=== RECORD EXTRACTS ===

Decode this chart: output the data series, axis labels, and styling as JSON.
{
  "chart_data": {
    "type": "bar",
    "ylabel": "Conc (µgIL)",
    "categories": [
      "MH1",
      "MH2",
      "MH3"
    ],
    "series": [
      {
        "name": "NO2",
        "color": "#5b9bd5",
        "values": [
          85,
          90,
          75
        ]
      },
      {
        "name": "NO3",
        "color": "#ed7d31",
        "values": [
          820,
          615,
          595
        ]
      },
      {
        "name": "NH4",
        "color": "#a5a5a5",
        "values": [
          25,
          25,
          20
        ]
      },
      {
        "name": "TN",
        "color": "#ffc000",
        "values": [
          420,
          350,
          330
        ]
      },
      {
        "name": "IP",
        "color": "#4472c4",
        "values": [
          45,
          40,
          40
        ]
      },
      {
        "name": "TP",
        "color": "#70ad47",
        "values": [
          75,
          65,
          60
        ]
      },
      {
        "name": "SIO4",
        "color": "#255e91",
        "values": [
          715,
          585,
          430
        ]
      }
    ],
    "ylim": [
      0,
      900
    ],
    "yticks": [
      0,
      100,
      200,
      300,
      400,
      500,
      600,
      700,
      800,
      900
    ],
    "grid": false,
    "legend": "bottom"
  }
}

===
=== RECORD EXTRACTS ===

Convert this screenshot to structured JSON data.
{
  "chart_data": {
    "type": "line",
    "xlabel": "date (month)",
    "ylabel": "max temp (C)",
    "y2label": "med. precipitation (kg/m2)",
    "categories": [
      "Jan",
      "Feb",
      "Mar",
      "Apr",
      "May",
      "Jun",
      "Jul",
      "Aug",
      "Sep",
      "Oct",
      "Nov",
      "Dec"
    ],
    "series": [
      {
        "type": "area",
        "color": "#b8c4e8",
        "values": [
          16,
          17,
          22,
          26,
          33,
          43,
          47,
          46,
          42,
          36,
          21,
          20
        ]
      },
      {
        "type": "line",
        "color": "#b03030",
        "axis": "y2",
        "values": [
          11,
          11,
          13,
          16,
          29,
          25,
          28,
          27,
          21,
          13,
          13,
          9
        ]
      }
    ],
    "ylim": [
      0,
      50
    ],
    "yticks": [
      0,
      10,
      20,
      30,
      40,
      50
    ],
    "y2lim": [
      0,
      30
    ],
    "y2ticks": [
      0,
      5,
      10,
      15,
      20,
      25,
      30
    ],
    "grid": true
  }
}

===
=== RECORD EXTRACTS ===

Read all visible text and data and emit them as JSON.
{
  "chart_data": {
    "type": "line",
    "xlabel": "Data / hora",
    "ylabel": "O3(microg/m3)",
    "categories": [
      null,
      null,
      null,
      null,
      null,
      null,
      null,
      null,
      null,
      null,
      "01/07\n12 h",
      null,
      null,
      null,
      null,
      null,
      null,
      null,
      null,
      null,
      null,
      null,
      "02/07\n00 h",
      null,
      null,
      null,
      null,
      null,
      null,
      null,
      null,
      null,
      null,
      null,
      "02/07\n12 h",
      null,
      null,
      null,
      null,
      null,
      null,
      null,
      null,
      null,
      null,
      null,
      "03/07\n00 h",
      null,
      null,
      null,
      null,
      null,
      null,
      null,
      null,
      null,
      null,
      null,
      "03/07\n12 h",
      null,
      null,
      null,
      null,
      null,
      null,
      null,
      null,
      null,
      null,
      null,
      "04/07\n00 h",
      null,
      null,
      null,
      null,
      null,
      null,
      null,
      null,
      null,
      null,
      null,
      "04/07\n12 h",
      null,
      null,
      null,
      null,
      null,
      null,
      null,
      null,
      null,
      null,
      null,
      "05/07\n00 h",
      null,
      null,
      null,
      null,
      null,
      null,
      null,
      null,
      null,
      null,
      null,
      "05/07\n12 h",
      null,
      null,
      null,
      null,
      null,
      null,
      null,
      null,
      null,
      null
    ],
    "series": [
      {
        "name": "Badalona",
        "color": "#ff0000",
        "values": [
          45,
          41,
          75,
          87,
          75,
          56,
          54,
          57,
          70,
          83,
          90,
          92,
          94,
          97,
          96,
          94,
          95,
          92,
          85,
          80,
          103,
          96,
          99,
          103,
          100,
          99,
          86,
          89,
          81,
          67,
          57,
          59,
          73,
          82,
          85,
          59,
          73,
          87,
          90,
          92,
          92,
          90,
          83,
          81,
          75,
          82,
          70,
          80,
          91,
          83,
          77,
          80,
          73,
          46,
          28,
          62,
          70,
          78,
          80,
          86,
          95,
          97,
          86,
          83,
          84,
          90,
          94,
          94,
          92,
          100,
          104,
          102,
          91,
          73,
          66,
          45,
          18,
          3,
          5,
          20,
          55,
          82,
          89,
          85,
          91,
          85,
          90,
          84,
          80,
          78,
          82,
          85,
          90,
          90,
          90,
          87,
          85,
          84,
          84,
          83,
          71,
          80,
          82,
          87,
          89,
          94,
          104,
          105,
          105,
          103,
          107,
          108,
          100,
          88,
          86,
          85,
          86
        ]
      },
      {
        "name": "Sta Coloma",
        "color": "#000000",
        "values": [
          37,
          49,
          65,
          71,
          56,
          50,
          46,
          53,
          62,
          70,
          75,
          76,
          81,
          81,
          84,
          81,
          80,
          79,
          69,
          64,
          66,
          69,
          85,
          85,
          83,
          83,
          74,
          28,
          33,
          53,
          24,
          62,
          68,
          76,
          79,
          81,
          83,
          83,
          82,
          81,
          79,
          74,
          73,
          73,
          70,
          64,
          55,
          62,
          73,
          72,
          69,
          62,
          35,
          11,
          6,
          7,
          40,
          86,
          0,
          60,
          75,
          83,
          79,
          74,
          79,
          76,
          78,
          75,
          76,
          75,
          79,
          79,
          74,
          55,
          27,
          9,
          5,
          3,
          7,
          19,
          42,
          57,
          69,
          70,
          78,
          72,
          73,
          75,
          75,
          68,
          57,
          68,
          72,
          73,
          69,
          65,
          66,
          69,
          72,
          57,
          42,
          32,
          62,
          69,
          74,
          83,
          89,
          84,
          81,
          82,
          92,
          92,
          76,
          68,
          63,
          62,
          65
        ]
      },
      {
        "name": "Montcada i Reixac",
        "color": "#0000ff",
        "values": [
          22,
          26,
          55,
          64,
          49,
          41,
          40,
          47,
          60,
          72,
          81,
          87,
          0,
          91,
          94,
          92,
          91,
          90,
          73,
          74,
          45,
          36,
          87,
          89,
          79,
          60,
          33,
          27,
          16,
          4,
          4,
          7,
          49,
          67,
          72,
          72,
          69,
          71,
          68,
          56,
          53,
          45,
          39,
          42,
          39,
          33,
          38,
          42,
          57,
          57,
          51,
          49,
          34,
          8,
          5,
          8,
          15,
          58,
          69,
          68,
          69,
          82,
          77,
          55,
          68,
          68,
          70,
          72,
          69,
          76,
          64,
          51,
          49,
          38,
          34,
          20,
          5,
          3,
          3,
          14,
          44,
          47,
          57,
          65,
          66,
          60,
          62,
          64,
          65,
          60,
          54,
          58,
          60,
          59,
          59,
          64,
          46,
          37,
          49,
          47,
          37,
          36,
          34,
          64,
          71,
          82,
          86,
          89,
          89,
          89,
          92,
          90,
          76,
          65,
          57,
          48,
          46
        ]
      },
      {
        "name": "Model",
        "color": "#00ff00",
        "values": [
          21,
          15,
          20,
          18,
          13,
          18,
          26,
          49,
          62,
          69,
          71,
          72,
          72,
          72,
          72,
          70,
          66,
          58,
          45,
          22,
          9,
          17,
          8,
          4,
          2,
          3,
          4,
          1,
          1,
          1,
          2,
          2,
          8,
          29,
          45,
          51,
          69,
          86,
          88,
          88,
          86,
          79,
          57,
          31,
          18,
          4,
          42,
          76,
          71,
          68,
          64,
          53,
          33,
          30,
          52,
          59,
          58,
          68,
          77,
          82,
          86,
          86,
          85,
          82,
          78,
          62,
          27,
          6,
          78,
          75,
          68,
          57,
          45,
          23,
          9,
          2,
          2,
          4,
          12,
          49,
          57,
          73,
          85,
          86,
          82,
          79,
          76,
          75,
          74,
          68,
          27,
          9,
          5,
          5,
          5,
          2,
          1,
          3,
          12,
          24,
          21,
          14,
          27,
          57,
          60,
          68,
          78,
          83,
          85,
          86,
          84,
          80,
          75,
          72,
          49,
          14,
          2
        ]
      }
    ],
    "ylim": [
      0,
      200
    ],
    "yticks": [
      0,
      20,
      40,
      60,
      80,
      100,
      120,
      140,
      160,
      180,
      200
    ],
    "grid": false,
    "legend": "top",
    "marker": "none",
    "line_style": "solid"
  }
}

===

### THE EXERCISE
Your task is to list each line of the records with the word "axis".

### FINISHED TASK
Decode this chart: output the data series, axis labels, and styling as JSON.
        "axis": "y2",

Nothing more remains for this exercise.